## SHORT PROBLEM 1
Reproduce the passage on teaching Patchwork Girl, everything from "I had chosen" down to "of those themes.", swapping "semester" for "term".
## SHORT PROBLEM 2
According to the first reason in the passage on teaching Patchwork Girl, why did the writer end the course with that novel? Answer in one to three sentences.

## PAGE TEXT

::::

I had chosen to conclude our semester with a hypertext
novel for several reasons. First, I had themed the course around what
seemed to me some of the critical markers of twentieth century artistic
creation: fragmentation, collage, the eruption of silenced voices,
abstraction, and multivocal narration. Both in form and content, Patchwork
Girl seemed a culmination of those themes.
The novel is created from several hundred individual
text blocks of varying length. They collage together into multiple
interlinked narratives which tell the stories of a 'monster' and its
creator(s) through a chorus of 'I's who range from
historically minded
body parts to someone very like a Shelley Jackson, author, herself.
Second, the traditional text novel, play on the page
or even poem peddles the intimidating illusion of completion without
effort, of the text spewed whole into the reader's backpack. It seemed
to me, from my limited experience in teaching literature, that close
textual reading and analysis foundered as the tight continuum of text
blocked not only the students' understanding of "What is the meaning?"
but also pushed tantalizingly beyond reach a full response to the
question, "How is that meaning created?"

::::

## RECORD SET
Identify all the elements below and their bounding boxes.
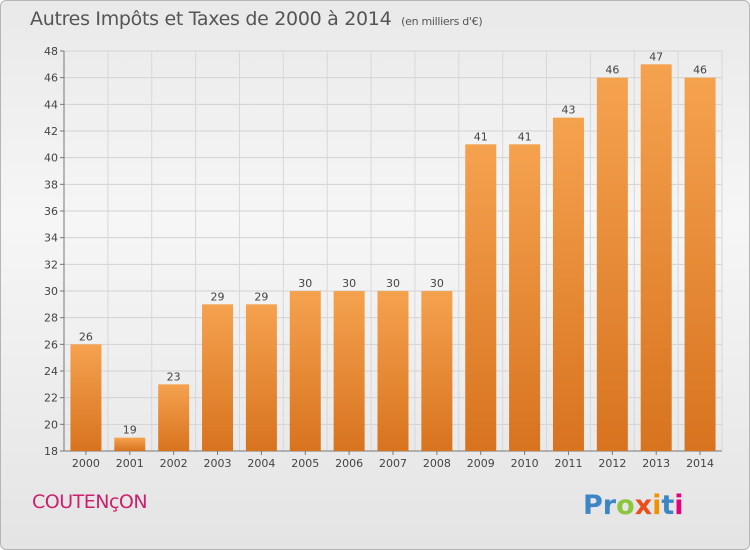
bars [70, 64, 716, 452]
data-label: 29 [211, 290, 225, 303]
bar [640, 64, 672, 452]
bar [70, 344, 102, 451]
x-tick-label: 2004 [247, 457, 275, 470]
x-tick-label: 2000 [72, 457, 100, 470]
data-label: 19 [123, 424, 137, 437]
bar [596, 77, 628, 452]
y-tick-label: 30 [44, 285, 58, 298]
data-label: 30 [342, 277, 356, 290]
x-tick-label: 2005 [291, 457, 319, 470]
data-label: 41 [518, 130, 532, 143]
bar [202, 304, 234, 451]
y-tick-label: 34 [44, 232, 58, 245]
chart-subtitle: (en milliers d'€) [401, 15, 483, 28]
logo-letter: P [583, 490, 603, 521]
bar [465, 144, 497, 452]
bar [684, 77, 716, 452]
logo-letter: t [661, 490, 675, 521]
y-tick-label: 48 [44, 45, 58, 58]
x-tick-label: 2003 [204, 457, 232, 470]
y-tick-label: 18 [44, 445, 58, 458]
bar [114, 437, 146, 451]
bar [245, 304, 277, 451]
logo-letter: x [634, 490, 653, 521]
x-tick-label: 2007 [379, 457, 407, 470]
data-label: 30 [298, 277, 312, 290]
data-label: 47 [649, 50, 663, 63]
bar [421, 291, 453, 451]
bar [289, 291, 321, 451]
logo-letter: r [602, 490, 617, 521]
bar [158, 384, 190, 451]
y-tick-label: 32 [44, 258, 58, 271]
commune-name: COUTENçON [32, 491, 148, 513]
x-tick-label: 2012 [598, 457, 626, 470]
chart-title: Autres Impôts et Taxes de 2000 à 2014 (e… [30, 8, 483, 30]
data-label: 30 [386, 277, 400, 290]
y-tick-label: 38 [44, 178, 58, 191]
y-tick-label: 26 [44, 338, 58, 351]
y-tick-label: 20 [44, 418, 58, 431]
y-tick-label: 40 [44, 152, 58, 165]
x-tick-label: 2008 [423, 457, 451, 470]
data-label: 26 [79, 330, 93, 343]
y-tick-label: 44 [44, 98, 58, 111]
x-tick-label: 2002 [160, 457, 188, 470]
data-label: 41 [474, 130, 488, 143]
bar [509, 144, 541, 452]
logo-letter: i [652, 490, 662, 521]
x-tick-label: 2011 [554, 457, 582, 470]
x-tick-label: 2013 [642, 457, 670, 470]
y-tick-label: 36 [44, 205, 58, 218]
data-label: 46 [693, 64, 707, 77]
proxiti-logo[interactable]: Proxiti [583, 490, 684, 521]
logo-letter: o [616, 490, 635, 521]
x-tick-label: 2010 [511, 457, 539, 470]
data-label: 29 [254, 290, 268, 303]
bar [333, 291, 365, 451]
bar [552, 117, 584, 452]
x-tick-label: 2006 [335, 457, 363, 470]
logo-letter: i [674, 490, 684, 521]
bar [377, 291, 409, 451]
data-label: 23 [167, 370, 181, 383]
y-tick-label: 24 [44, 365, 58, 378]
y-tick-label: 46 [44, 72, 58, 85]
data-label: 46 [605, 64, 619, 77]
y-tick-label: 28 [44, 312, 58, 325]
x-tick-label: 2014 [686, 457, 714, 470]
data-label: 30 [430, 277, 444, 290]
y-tick-label: 42 [44, 125, 58, 138]
x-tick-label: 2009 [467, 457, 495, 470]
y-tick-label: 22 [44, 392, 58, 405]
data-label: 43 [561, 104, 575, 117]
x-tick-label: 2001 [116, 457, 144, 470]
chart-title-text: Autres Impôts et Taxes de 2000 à 2014 [30, 8, 392, 30]
labels: 18 20 22 24 26 28 30 32 34 36 38 40 42 44 46 48 26 2000 19… [44, 45, 714, 470]
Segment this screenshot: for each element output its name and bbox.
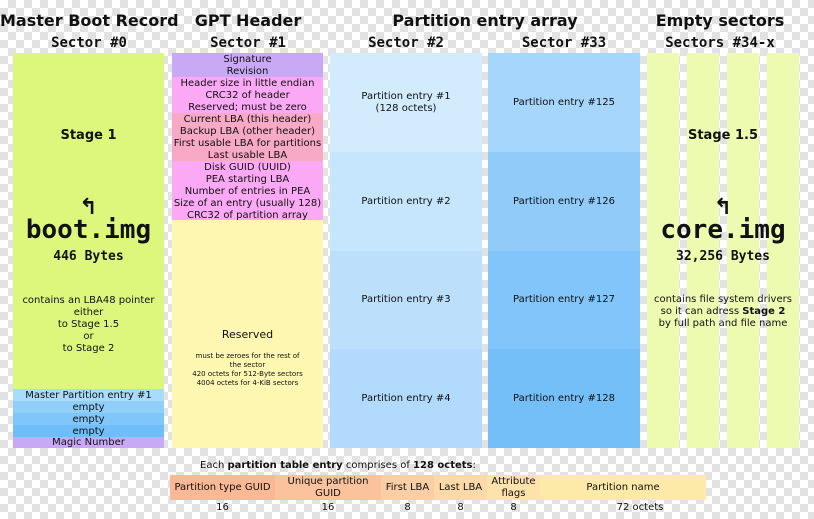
empty-sector-strip bbox=[727, 53, 759, 448]
pea-sector-2: Sector #2 bbox=[368, 35, 444, 51]
field-first-lba: First LBA bbox=[381, 475, 434, 500]
pea-entry-3: Partition entry #3 bbox=[330, 251, 482, 349]
gpt-reserved-note-line: 420 octets for 512-Byte sectors bbox=[192, 370, 303, 378]
field-partition-type-guid: Partition type GUID bbox=[170, 475, 275, 500]
gpt-header-field: Header size in little endian bbox=[172, 77, 323, 89]
gpt-header-field: CRC32 of header bbox=[172, 89, 323, 101]
gpt-header-field: Last usable LBA bbox=[172, 149, 323, 161]
empty-sector-strip bbox=[767, 53, 799, 448]
pea-entry-sub: (128 octets) bbox=[375, 102, 437, 114]
empty-stage-label: Stage 1.5 bbox=[687, 128, 759, 143]
return-arrow-icon: ↰ bbox=[713, 195, 733, 220]
mbr-sector: Sector #0 bbox=[51, 35, 127, 51]
empty-sectors-column: Stage 1.5 ↰ core.img 32,256 Bytes contai… bbox=[647, 53, 799, 448]
gpt-sector: Sector #1 bbox=[210, 35, 286, 51]
empty-sector-strip bbox=[687, 53, 719, 448]
mbr-desc-line: to Stage 1.5 bbox=[57, 319, 120, 330]
mbr-partition-entry-3: empty bbox=[13, 413, 164, 425]
field-unique-partition-guid: Unique partition GUID bbox=[275, 475, 381, 500]
mbr-desc-line: contains an LBA48 pointer bbox=[22, 295, 155, 306]
gpt-header-field: Number of entries in PEA bbox=[172, 185, 323, 197]
empty-desc: contains file system drivers so it can a… bbox=[641, 294, 805, 330]
caption-mid: comprises of bbox=[342, 460, 414, 471]
gpt-reserved-note-line: 4004 octets for 4-KiB sectors bbox=[196, 379, 299, 387]
mbr-partition-entry-4: empty bbox=[13, 425, 164, 437]
caption-bold-1: partition table entry bbox=[227, 460, 343, 471]
pea-entry-125: Partition entry #125 bbox=[488, 53, 640, 152]
gpt-header-field: Backup LBA (other header) bbox=[172, 125, 323, 137]
gpt-column: Signature Revision Header size in little e… bbox=[172, 53, 323, 448]
field-last-lba: Last LBA bbox=[434, 475, 487, 500]
empty-desc-line: by full path and file name bbox=[658, 318, 788, 329]
empty-image-name: core.img bbox=[660, 215, 786, 245]
caption-post: : bbox=[472, 460, 476, 471]
empty-bytes: 32,256 Bytes bbox=[676, 249, 770, 264]
mbr-desc-line: either bbox=[73, 307, 104, 318]
size-first-lba: 8 bbox=[404, 502, 411, 513]
mbr-bootcode-block bbox=[13, 53, 164, 389]
empty-sector-strip bbox=[647, 53, 679, 448]
size-attribute-flags: 8 bbox=[510, 502, 517, 513]
gpt-header-field: Reserved; must be zero bbox=[172, 101, 323, 113]
pea-entry-127: Partition entry #127 bbox=[488, 251, 640, 349]
empty-title: Empty sectors bbox=[655, 11, 785, 30]
gpt-header-field: Signature bbox=[172, 53, 323, 65]
mbr-desc-line: to Stage 2 bbox=[62, 343, 115, 354]
pea-entry-4: Partition entry #4 bbox=[330, 349, 482, 448]
mbr-desc: contains an LBA48 pointer either to Stag… bbox=[13, 295, 164, 355]
mbr-image-name: boot.img bbox=[25, 215, 152, 245]
caption-bold-2: 128 octets bbox=[413, 460, 473, 471]
gpt-header-field: PEA starting LBA bbox=[172, 173, 323, 185]
size-unique-partition-guid: 16 bbox=[321, 502, 335, 513]
pea-entry-1: Partition entry #1 (128 octets) bbox=[330, 53, 482, 152]
gpt-title: GPT Header bbox=[194, 11, 302, 30]
gpt-reserved-block bbox=[172, 220, 323, 448]
gpt-header-field: Disk GUID (UUID) bbox=[172, 161, 323, 173]
field-partition-name: Partition name bbox=[540, 475, 706, 500]
gpt-reserved-note-line: the sector bbox=[229, 361, 266, 369]
size-last-lba: 8 bbox=[457, 502, 464, 513]
mbr-partition-entry-1: Master Partition entry #1 bbox=[13, 389, 164, 401]
gpt-header-field: CRC32 of partition array bbox=[172, 209, 323, 221]
empty-desc-line: so it can adress Stage 2 bbox=[641, 306, 805, 318]
pea-entry-2: Partition entry #2 bbox=[330, 152, 482, 251]
mbr-title: Master Boot Record bbox=[0, 11, 179, 30]
gpt-header-field: Current LBA (this header) bbox=[172, 113, 323, 125]
caption-pre: Each bbox=[200, 460, 228, 471]
return-arrow-icon: ↰ bbox=[79, 195, 98, 220]
pea-entry-128: Partition entry #128 bbox=[488, 349, 640, 448]
gpt-reserved-note: must be zeroes for the rest of the secto… bbox=[172, 352, 323, 388]
gpt-header-field: Revision bbox=[172, 65, 323, 77]
gpt-header-field: First usable LBA for partitions bbox=[172, 137, 323, 149]
pea-title: Partition entry array bbox=[392, 11, 578, 30]
empty-sector: Sectors #34-x bbox=[665, 35, 775, 51]
field-attribute-flags: Attribute flags bbox=[487, 475, 540, 500]
pea-sector-33: Sector #33 bbox=[521, 35, 607, 51]
empty-desc-line: contains file system drivers bbox=[654, 294, 792, 305]
size-partition-name: 72 octets bbox=[616, 502, 664, 513]
size-partition-type-guid: 16 bbox=[216, 502, 229, 513]
mbr-column: Stage 1 ↰ boot.img 446 Bytes contains an… bbox=[13, 53, 164, 448]
pea-entry-label: Partition entry #1 bbox=[361, 90, 451, 102]
empty-desc-pre: so it can adress bbox=[660, 306, 743, 317]
mbr-bytes: 446 Bytes bbox=[53, 249, 124, 264]
gpt-reserved-note-line: must be zeroes for the rest of bbox=[195, 352, 300, 360]
empty-desc-bold: Stage 2 bbox=[742, 306, 786, 317]
mbr-desc-line: or bbox=[83, 331, 94, 342]
mbr-stage-label: Stage 1 bbox=[60, 128, 117, 143]
gpt-reserved-label: Reserved bbox=[221, 328, 274, 341]
gpt-header-field: Size of an entry (usually 128) bbox=[172, 197, 323, 209]
pea-entry-126: Partition entry #126 bbox=[488, 152, 640, 251]
mbr-partition-entry-2: empty bbox=[13, 401, 164, 413]
mbr-magic-number: Magic Number bbox=[13, 437, 164, 448]
entry-table-caption: Each partition table entry comprises of … bbox=[200, 460, 476, 471]
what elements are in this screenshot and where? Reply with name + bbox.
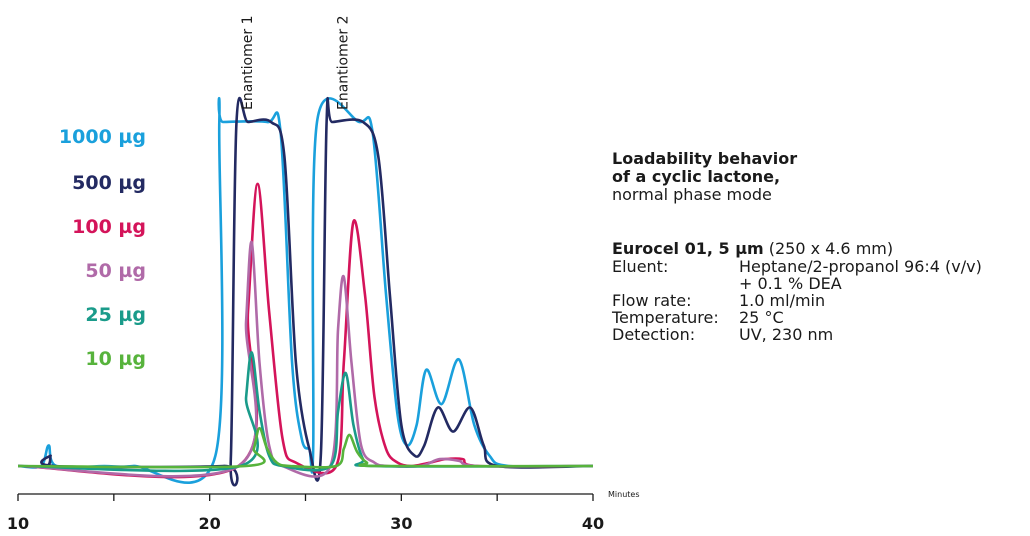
condition-row: Detection: UV, 230 nm	[612, 326, 982, 343]
legend-item-1000: 1000 µg	[58, 126, 146, 148]
condition-value: UV, 230 nm	[739, 325, 834, 344]
peak-annotation: Enantiomer 2	[336, 16, 352, 110]
trace-10ug	[17, 426, 594, 469]
traces	[17, 96, 594, 487]
peak-annotations: Enantiomer 1 Enantiomer 2	[240, 16, 352, 110]
peak-annotation: Enantiomer 1	[240, 16, 256, 110]
info-subtitle: normal phase mode	[612, 185, 772, 204]
column-dimensions: (250 x 4.6 mm)	[763, 239, 894, 258]
column-spec: Eurocel 01, 5 µm (250 x 4.6 mm)	[612, 240, 982, 258]
condition-row: Flow rate: 1.0 ml/min	[612, 292, 982, 309]
legend-item-100: 100 µg	[72, 216, 146, 238]
trace-1000ug	[17, 97, 594, 484]
x-axis-label: Minutes	[608, 490, 640, 499]
x-tick-label: 10	[7, 514, 29, 533]
info-panel: Loadability behavior of a cyclic lactone…	[612, 150, 797, 204]
x-axis-ticks: 10 20 30 40	[7, 494, 604, 533]
legend-item-25: 25 µg	[85, 304, 146, 326]
legend-item-50: 50 µg	[85, 260, 146, 282]
legend-item-10: 10 µg	[85, 348, 146, 370]
condition-label: Flow rate:	[612, 291, 692, 310]
x-tick-label: 30	[390, 514, 412, 533]
trace-500ug	[17, 96, 594, 487]
condition-label: Eluent:	[612, 257, 669, 276]
condition-row: Eluent: Heptane/2-propanol 96:4 (v/v)	[612, 258, 982, 275]
condition-value: 1.0 ml/min	[739, 291, 826, 310]
condition-label	[612, 275, 739, 292]
trace-25ug	[17, 351, 594, 473]
info-title-line2: of a cyclic lactone,	[612, 167, 781, 186]
condition-value: 25 °C	[739, 308, 784, 327]
info-title-line1: Loadability behavior	[612, 149, 798, 168]
conditions-panel: Eurocel 01, 5 µm (250 x 4.6 mm) Eluent: H…	[612, 240, 982, 344]
condition-label: Detection:	[612, 325, 696, 344]
conditions-list: Eluent: Heptane/2-propanol 96:4 (v/v) + 0.…	[612, 258, 982, 343]
x-tick-label: 40	[582, 514, 604, 533]
legend-item-500: 500 µg	[72, 172, 146, 194]
x-tick-label: 20	[199, 514, 221, 533]
condition-row: + 0.1 % DEA	[612, 275, 982, 292]
column-name: Eurocel 01, 5 µm	[612, 239, 764, 258]
condition-value: Heptane/2-propanol 96:4 (v/v)	[739, 257, 982, 276]
condition-label: Temperature:	[612, 308, 719, 327]
condition-row: Temperature: 25 °C	[612, 309, 982, 326]
condition-value: + 0.1 % DEA	[739, 274, 842, 293]
trace-50ug	[17, 240, 594, 478]
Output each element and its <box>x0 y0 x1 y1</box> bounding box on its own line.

::::

## EXERCISE ANSWER 1
I had chosen to conclude our term with a hypertext
novel for several reasons. First, I had themed the course around what
seemed to me some of the critical markers of twentieth century artistic
creation: fragmentation, collage, the eruption of silenced voices,
abstraction, and multivocal narration. Both in form and content, Patchwork
Girl seemed a culmination of those themes.

## EXERCISE ANSWER 2
The course was themed around fragmentation, collage, the eruption of silenced voices, abstraction, and multivocal narration, which the writer saw as critical markers of twentieth-century artistic creation. Patchwork Girl seemed, in both form and content, a culmination of those themes.